======== Data listing ========

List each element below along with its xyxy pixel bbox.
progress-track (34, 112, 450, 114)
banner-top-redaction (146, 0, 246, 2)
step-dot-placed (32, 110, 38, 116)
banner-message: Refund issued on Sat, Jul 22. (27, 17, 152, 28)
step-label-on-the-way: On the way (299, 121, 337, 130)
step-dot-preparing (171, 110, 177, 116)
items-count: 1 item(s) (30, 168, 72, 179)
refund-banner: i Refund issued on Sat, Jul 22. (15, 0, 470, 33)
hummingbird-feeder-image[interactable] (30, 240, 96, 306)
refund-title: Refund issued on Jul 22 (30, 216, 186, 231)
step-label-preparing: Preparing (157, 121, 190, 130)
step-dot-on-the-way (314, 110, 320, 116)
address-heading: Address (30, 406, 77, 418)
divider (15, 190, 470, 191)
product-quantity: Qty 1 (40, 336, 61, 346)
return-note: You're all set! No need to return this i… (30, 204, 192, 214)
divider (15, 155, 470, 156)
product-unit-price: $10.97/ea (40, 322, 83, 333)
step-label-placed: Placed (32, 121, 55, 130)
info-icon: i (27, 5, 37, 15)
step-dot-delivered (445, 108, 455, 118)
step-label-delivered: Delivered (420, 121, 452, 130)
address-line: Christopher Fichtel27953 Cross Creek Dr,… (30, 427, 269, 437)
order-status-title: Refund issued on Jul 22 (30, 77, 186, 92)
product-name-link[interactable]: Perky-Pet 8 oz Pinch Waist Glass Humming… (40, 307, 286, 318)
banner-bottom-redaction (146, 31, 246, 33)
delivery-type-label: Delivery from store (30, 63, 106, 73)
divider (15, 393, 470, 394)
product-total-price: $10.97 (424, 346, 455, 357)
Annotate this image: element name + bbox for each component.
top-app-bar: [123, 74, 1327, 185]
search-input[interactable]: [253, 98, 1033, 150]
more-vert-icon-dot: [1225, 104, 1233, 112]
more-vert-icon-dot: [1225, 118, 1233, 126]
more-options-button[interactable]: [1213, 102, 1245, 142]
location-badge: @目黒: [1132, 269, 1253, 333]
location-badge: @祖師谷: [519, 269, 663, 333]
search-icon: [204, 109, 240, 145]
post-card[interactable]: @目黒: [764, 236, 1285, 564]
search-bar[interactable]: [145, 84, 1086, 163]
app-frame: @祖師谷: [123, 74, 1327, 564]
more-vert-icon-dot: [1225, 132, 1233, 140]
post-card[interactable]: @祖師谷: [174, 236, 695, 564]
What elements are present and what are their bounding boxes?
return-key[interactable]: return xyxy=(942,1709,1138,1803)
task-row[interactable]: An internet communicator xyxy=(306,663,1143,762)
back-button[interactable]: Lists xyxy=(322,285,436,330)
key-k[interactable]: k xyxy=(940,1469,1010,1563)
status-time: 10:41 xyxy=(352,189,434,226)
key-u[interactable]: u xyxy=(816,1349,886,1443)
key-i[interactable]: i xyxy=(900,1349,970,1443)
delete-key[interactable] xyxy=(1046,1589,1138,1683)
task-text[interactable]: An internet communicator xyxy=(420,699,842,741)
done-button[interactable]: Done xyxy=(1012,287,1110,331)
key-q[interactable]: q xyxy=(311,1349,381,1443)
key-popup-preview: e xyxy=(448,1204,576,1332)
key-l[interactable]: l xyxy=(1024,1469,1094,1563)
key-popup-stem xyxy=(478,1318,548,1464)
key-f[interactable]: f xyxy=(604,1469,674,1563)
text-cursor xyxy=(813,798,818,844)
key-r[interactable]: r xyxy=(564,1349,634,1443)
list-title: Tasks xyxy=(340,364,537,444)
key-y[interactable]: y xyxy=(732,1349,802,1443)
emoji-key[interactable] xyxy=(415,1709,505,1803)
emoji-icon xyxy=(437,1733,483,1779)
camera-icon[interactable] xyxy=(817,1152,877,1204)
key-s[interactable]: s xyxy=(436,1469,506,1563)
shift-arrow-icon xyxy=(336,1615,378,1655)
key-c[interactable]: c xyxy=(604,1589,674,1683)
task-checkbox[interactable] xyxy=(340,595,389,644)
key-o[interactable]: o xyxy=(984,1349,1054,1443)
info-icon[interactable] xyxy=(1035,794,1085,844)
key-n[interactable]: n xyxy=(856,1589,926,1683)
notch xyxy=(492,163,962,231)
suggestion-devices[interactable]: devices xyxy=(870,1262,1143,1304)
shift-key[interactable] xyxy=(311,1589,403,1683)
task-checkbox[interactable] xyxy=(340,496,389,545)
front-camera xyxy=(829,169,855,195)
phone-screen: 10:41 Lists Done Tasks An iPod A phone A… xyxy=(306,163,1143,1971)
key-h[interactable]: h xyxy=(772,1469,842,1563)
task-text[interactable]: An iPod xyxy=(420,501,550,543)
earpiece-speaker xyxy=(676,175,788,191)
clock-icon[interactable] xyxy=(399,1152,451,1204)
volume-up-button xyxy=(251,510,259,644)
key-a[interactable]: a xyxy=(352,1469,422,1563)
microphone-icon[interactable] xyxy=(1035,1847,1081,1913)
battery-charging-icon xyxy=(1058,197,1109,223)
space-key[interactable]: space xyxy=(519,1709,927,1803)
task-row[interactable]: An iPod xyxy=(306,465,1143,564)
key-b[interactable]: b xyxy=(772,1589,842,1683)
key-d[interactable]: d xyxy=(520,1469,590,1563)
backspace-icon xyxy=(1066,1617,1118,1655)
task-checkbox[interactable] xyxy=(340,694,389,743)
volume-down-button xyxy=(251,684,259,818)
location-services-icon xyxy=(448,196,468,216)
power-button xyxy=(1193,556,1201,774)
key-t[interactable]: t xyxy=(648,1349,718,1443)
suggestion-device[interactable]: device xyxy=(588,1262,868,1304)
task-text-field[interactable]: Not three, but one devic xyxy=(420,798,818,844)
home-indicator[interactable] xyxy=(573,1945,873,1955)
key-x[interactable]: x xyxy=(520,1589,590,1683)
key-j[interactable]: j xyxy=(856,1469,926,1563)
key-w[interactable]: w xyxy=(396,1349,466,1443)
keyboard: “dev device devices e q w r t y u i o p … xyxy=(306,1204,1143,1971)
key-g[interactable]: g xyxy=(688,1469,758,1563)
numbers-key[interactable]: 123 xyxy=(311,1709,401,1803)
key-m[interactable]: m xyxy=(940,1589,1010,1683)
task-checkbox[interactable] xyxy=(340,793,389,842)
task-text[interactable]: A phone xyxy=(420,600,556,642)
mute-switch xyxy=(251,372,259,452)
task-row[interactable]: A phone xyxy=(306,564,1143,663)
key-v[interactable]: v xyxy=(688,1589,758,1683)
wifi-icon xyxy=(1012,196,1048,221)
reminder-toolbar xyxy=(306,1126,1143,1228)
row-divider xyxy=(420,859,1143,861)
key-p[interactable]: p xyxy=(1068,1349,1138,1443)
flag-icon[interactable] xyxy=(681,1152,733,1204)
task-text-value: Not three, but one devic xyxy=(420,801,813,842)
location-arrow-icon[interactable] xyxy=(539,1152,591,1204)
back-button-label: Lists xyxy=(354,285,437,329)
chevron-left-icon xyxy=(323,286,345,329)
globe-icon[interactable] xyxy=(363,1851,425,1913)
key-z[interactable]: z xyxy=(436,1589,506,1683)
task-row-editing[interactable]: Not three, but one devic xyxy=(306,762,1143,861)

========

Rewrite all the rows above, replacing every "Refund issued" with "Refund processed" and leaving everything else unchanged.

Solution ▸
List each element below along with its xyxy pixel bbox.
progress-track (34, 112, 450, 114)
banner-top-redaction (146, 0, 246, 2)
step-dot-placed (32, 110, 38, 116)
banner-message: Refund processed on Sat, Jul 22. (27, 17, 152, 28)
step-label-on-the-way: On the way (299, 121, 337, 130)
step-dot-preparing (171, 110, 177, 116)
items-count: 1 item(s) (30, 168, 72, 179)
refund-banner: i Refund processed on Sat, Jul 22. (15, 0, 470, 33)
hummingbird-feeder-image[interactable] (30, 240, 96, 306)
refund-title: Refund processed on Jul 22 (30, 216, 186, 231)
step-label-preparing: Preparing (157, 121, 190, 130)
step-dot-on-the-way (314, 110, 320, 116)
address-heading: Address (30, 406, 77, 418)
divider (15, 190, 470, 191)
product-quantity: Qty 1 (40, 336, 61, 346)
return-note: You're all set! No need to return this i… (30, 204, 192, 214)
divider (15, 155, 470, 156)
product-unit-price: $10.97/ea (40, 322, 83, 333)
step-label-placed: Placed (32, 121, 55, 130)
info-icon: i (27, 5, 37, 15)
step-dot-delivered (445, 108, 455, 118)
step-label-delivered: Delivered (420, 121, 452, 130)
address-line: Christopher Fichtel27953 Cross Creek Dr,… (30, 427, 269, 437)
order-status-title: Refund processed on Jul 22 (30, 77, 186, 92)
product-name-link[interactable]: Perky-Pet 8 oz Pinch Waist Glass Humming… (40, 307, 286, 318)
banner-bottom-redaction (146, 31, 246, 33)
delivery-type-label: Delivery from store (30, 63, 106, 73)
divider (15, 393, 470, 394)
product-total-price: $10.97 (424, 346, 455, 357)
Annotate this image: element name + bbox for each component.
top-app-bar: [123, 74, 1327, 185]
search-input[interactable]: [253, 98, 1033, 150]
more-vert-icon-dot: [1225, 104, 1233, 112]
more-vert-icon-dot: [1225, 118, 1233, 126]
more-options-button[interactable]: [1213, 102, 1245, 142]
location-badge: @目黒: [1132, 269, 1253, 333]
location-badge: @祖師谷: [519, 269, 663, 333]
search-icon: [204, 109, 240, 145]
post-card[interactable]: @目黒: [764, 236, 1285, 564]
search-bar[interactable]: [145, 84, 1086, 163]
app-frame: @祖師谷: [123, 74, 1327, 564]
more-vert-icon-dot: [1225, 132, 1233, 140]
post-card[interactable]: @祖師谷: [174, 236, 695, 564]
What elements are present and what are their bounding boxes?
return-key[interactable]: return xyxy=(942,1709,1138,1803)
task-row[interactable]: An internet communicator xyxy=(306,663,1143,762)
back-button[interactable]: Lists xyxy=(322,285,436,330)
key-k[interactable]: k xyxy=(940,1469,1010,1563)
status-time: 10:41 xyxy=(352,189,434,226)
key-u[interactable]: u xyxy=(816,1349,886,1443)
key-i[interactable]: i xyxy=(900,1349,970,1443)
delete-key[interactable] xyxy=(1046,1589,1138,1683)
task-text[interactable]: An internet communicator xyxy=(420,699,842,741)
done-button[interactable]: Done xyxy=(1012,287,1110,331)
key-q[interactable]: q xyxy=(311,1349,381,1443)
key-popup-preview: e xyxy=(448,1204,576,1332)
key-l[interactable]: l xyxy=(1024,1469,1094,1563)
key-popup-stem xyxy=(478,1318,548,1464)
key-f[interactable]: f xyxy=(604,1469,674,1563)
text-cursor xyxy=(813,798,818,844)
key-r[interactable]: r xyxy=(564,1349,634,1443)
list-title: Tasks xyxy=(340,364,537,444)
key-y[interactable]: y xyxy=(732,1349,802,1443)
emoji-key[interactable] xyxy=(415,1709,505,1803)
emoji-icon xyxy=(437,1733,483,1779)
camera-icon[interactable] xyxy=(817,1152,877,1204)
key-s[interactable]: s xyxy=(436,1469,506,1563)
shift-arrow-icon xyxy=(336,1615,378,1655)
key-c[interactable]: c xyxy=(604,1589,674,1683)
task-checkbox[interactable] xyxy=(340,595,389,644)
key-o[interactable]: o xyxy=(984,1349,1054,1443)
info-icon[interactable] xyxy=(1035,794,1085,844)
key-n[interactable]: n xyxy=(856,1589,926,1683)
notch xyxy=(492,163,962,231)
suggestion-devices[interactable]: devices xyxy=(870,1262,1143,1304)
shift-key[interactable] xyxy=(311,1589,403,1683)
task-checkbox[interactable] xyxy=(340,496,389,545)
front-camera xyxy=(829,169,855,195)
phone-screen: 10:41 Lists Done Tasks An iPod A phone A… xyxy=(306,163,1143,1971)
key-h[interactable]: h xyxy=(772,1469,842,1563)
task-text[interactable]: An iPod xyxy=(420,501,550,543)
earpiece-speaker xyxy=(676,175,788,191)
clock-icon[interactable] xyxy=(399,1152,451,1204)
volume-up-button xyxy=(251,510,259,644)
key-a[interactable]: a xyxy=(352,1469,422,1563)
microphone-icon[interactable] xyxy=(1035,1847,1081,1913)
battery-charging-icon xyxy=(1058,197,1109,223)
space-key[interactable]: space xyxy=(519,1709,927,1803)
task-row[interactable]: An iPod xyxy=(306,465,1143,564)
key-b[interactable]: b xyxy=(772,1589,842,1683)
key-d[interactable]: d xyxy=(520,1469,590,1563)
backspace-icon xyxy=(1066,1617,1118,1655)
task-checkbox[interactable] xyxy=(340,694,389,743)
volume-down-button xyxy=(251,684,259,818)
location-services-icon xyxy=(448,196,468,216)
power-button xyxy=(1193,556,1201,774)
key-t[interactable]: t xyxy=(648,1349,718,1443)
suggestion-device[interactable]: device xyxy=(588,1262,868,1304)
task-text-field[interactable]: Not three, but one devic xyxy=(420,798,818,844)
home-indicator[interactable] xyxy=(573,1945,873,1955)
key-x[interactable]: x xyxy=(520,1589,590,1683)
key-j[interactable]: j xyxy=(856,1469,926,1563)
key-w[interactable]: w xyxy=(396,1349,466,1443)
keyboard: “dev device devices e q w r t y u i o p … xyxy=(306,1204,1143,1971)
key-g[interactable]: g xyxy=(688,1469,758,1563)
numbers-key[interactable]: 123 xyxy=(311,1709,401,1803)
key-m[interactable]: m xyxy=(940,1589,1010,1683)
task-checkbox[interactable] xyxy=(340,793,389,842)
task-text[interactable]: A phone xyxy=(420,600,556,642)
mute-switch xyxy=(251,372,259,452)
task-row[interactable]: A phone xyxy=(306,564,1143,663)
key-v[interactable]: v xyxy=(688,1589,758,1683)
wifi-icon xyxy=(1012,196,1048,221)
reminder-toolbar xyxy=(306,1126,1143,1228)
row-divider xyxy=(420,859,1143,861)
key-p[interactable]: p xyxy=(1068,1349,1138,1443)
flag-icon[interactable] xyxy=(681,1152,733,1204)
task-text-value: Not three, but one devic xyxy=(420,801,813,842)
location-arrow-icon[interactable] xyxy=(539,1152,591,1204)
back-button-label: Lists xyxy=(354,285,437,329)
chevron-left-icon xyxy=(323,286,345,329)
globe-icon[interactable] xyxy=(363,1851,425,1913)
key-z[interactable]: z xyxy=(436,1589,506,1683)
task-row-editing[interactable]: Not three, but one devic xyxy=(306,762,1143,861)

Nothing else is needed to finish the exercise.